SHORT PROBLEM: Write out the material again word for word, dropping any images it holds.

++++ DATA SECTION

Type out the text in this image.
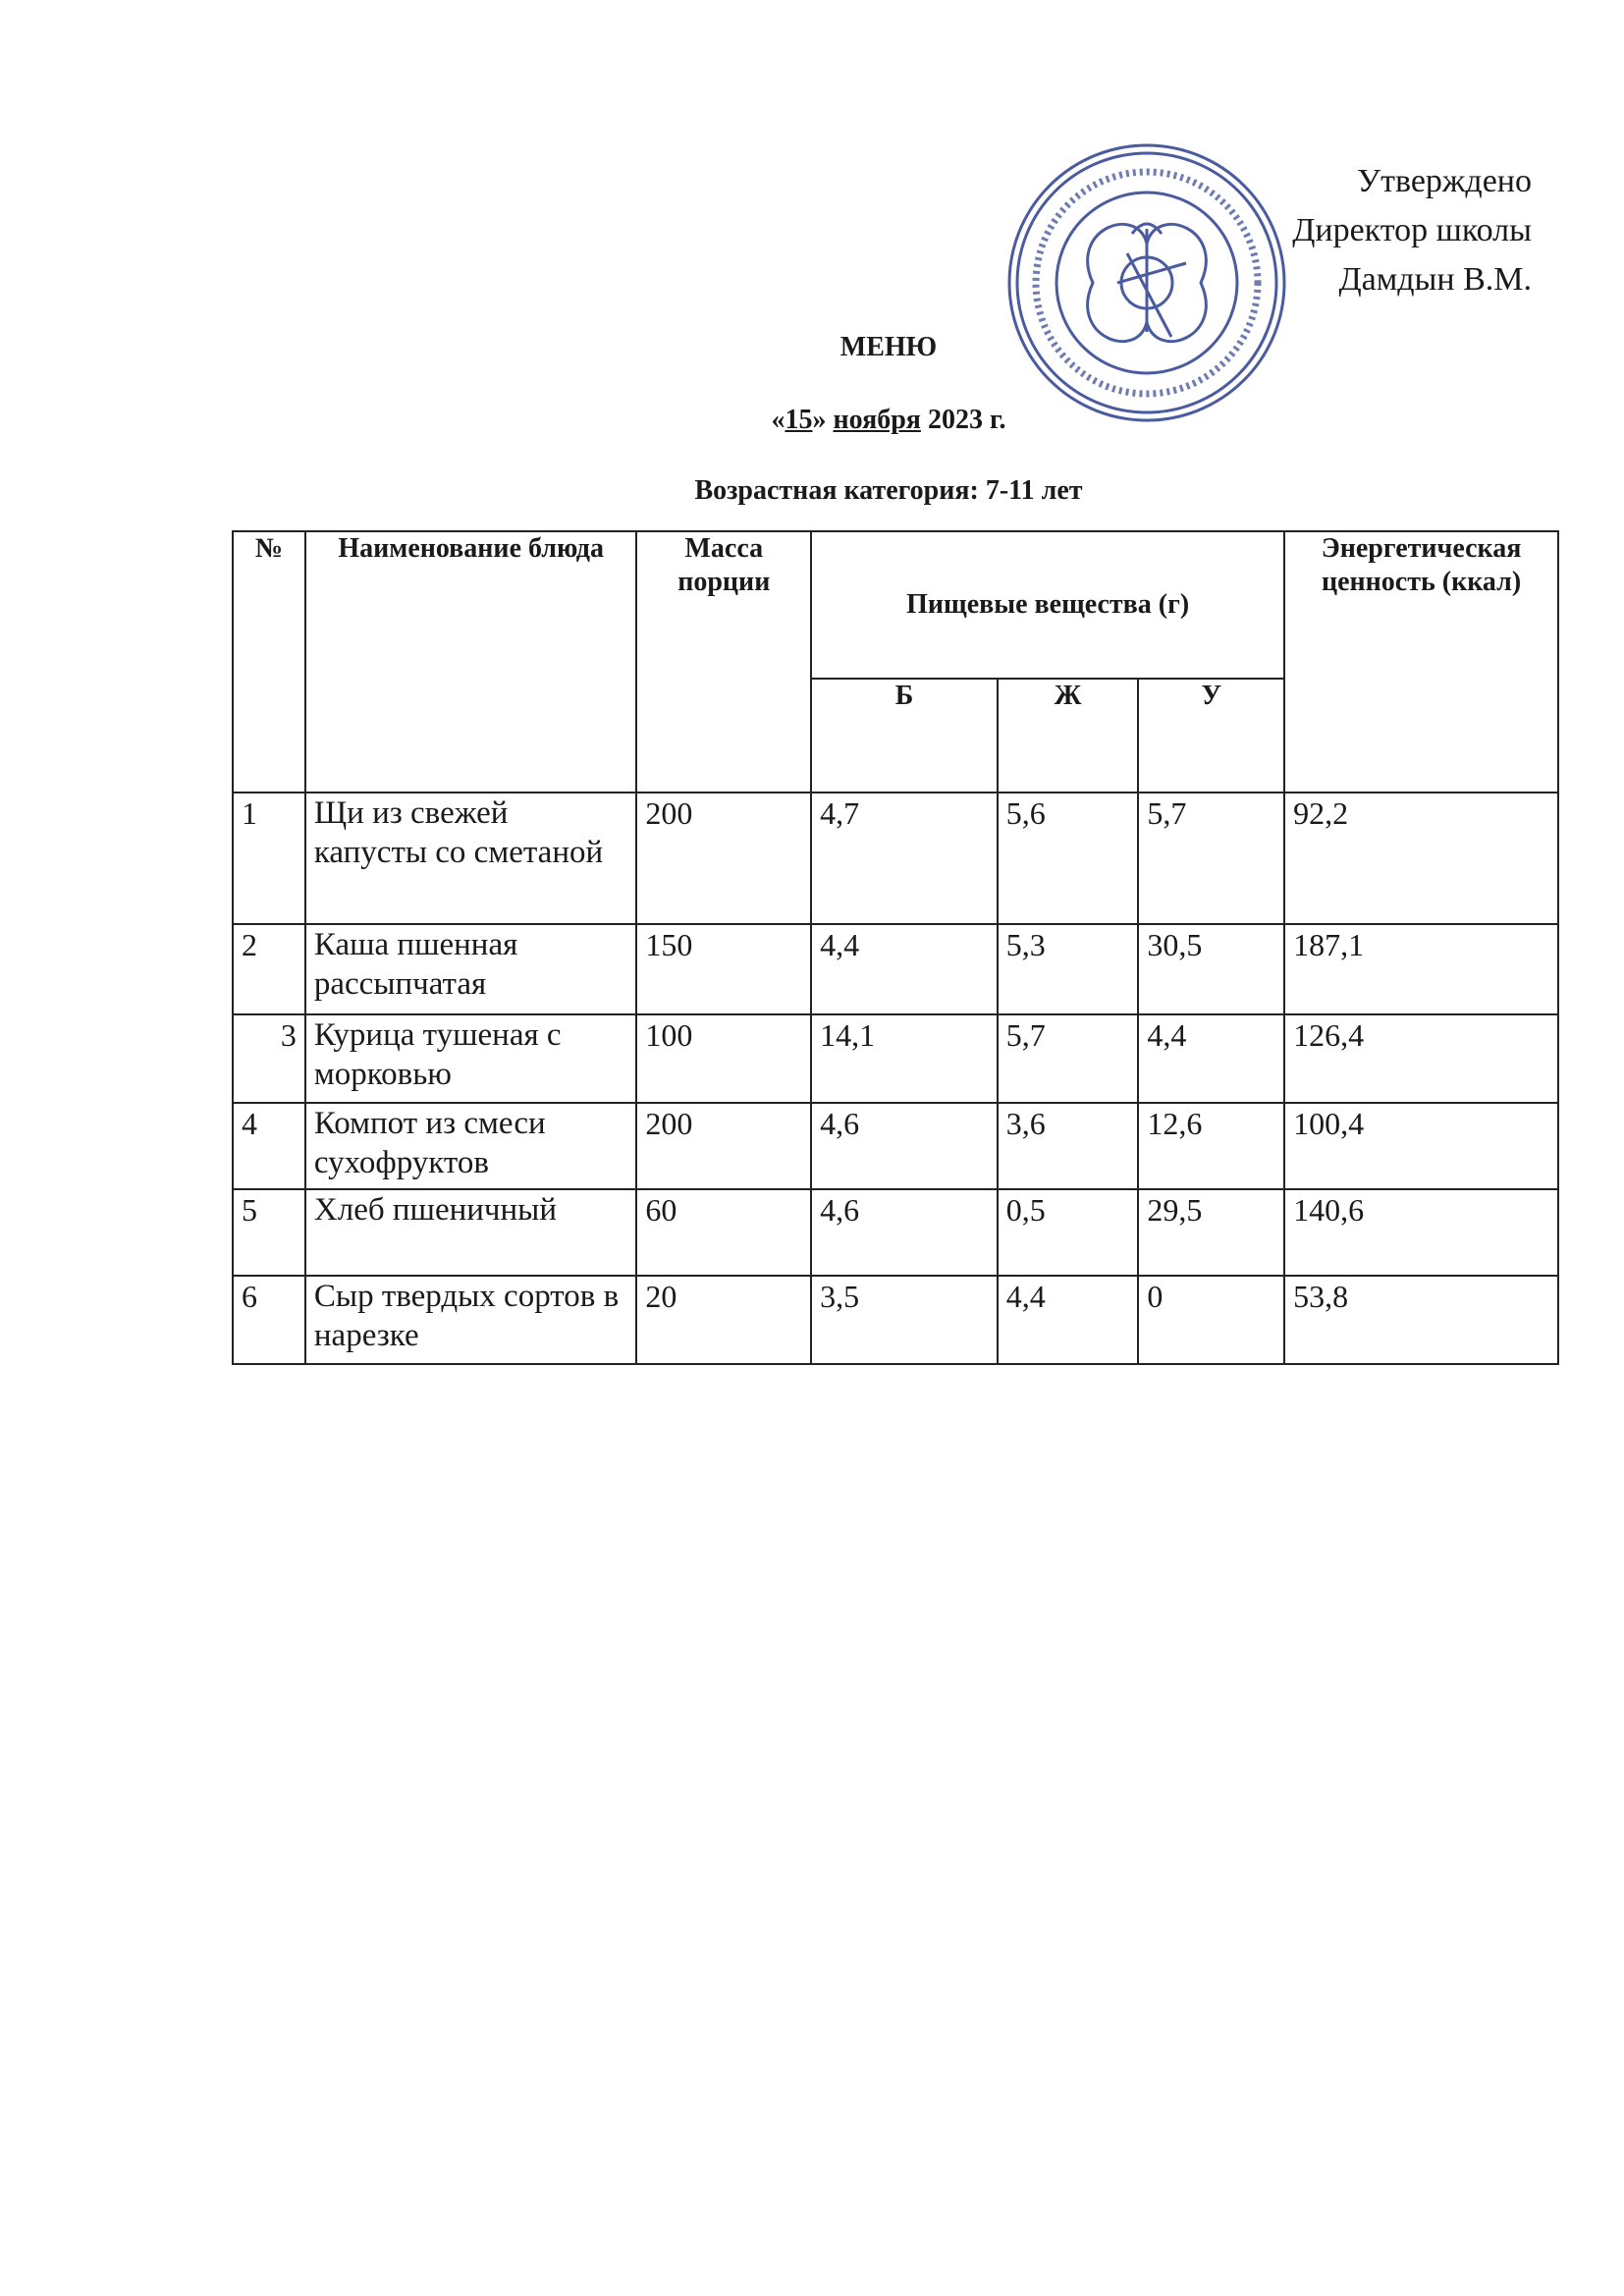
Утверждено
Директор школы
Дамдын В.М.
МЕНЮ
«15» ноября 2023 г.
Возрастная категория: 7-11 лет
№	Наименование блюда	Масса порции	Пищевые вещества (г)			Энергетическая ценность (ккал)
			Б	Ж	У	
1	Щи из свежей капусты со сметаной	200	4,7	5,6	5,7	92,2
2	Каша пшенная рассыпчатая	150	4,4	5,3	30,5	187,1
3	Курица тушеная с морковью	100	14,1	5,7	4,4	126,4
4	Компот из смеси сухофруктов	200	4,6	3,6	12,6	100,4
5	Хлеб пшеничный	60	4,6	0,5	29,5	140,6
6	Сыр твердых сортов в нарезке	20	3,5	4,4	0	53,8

++++++++

RESPONSE FOR THIS EXERCISE:
Type out the text in this image.
Утверждено
Директор школы
Дамдын В.М.
МЕНЮ
«15» ноября 2023 г.
Возрастная категория: 7-11 лет
№	Наименование блюда	Масса порции	Пищевые вещества (г)			Энергетическая ценность (ккал)
			Б	Ж	У	
1	Щи из свежей капусты со сметаной	200	4,7	5,6	5,7	92,2
2	Каша пшенная рассыпчатая	150	4,4	5,3	30,5	187,1
3	Курица тушеная с морковью	100	14,1	5,7	4,4	126,4
4	Компот из смеси сухофруктов	200	4,6	3,6	12,6	100,4
5	Хлеб пшеничный	60	4,6	0,5	29,5	140,6
6	Сыр твердых сортов в нарезке	20	3,5	4,4	0	53,8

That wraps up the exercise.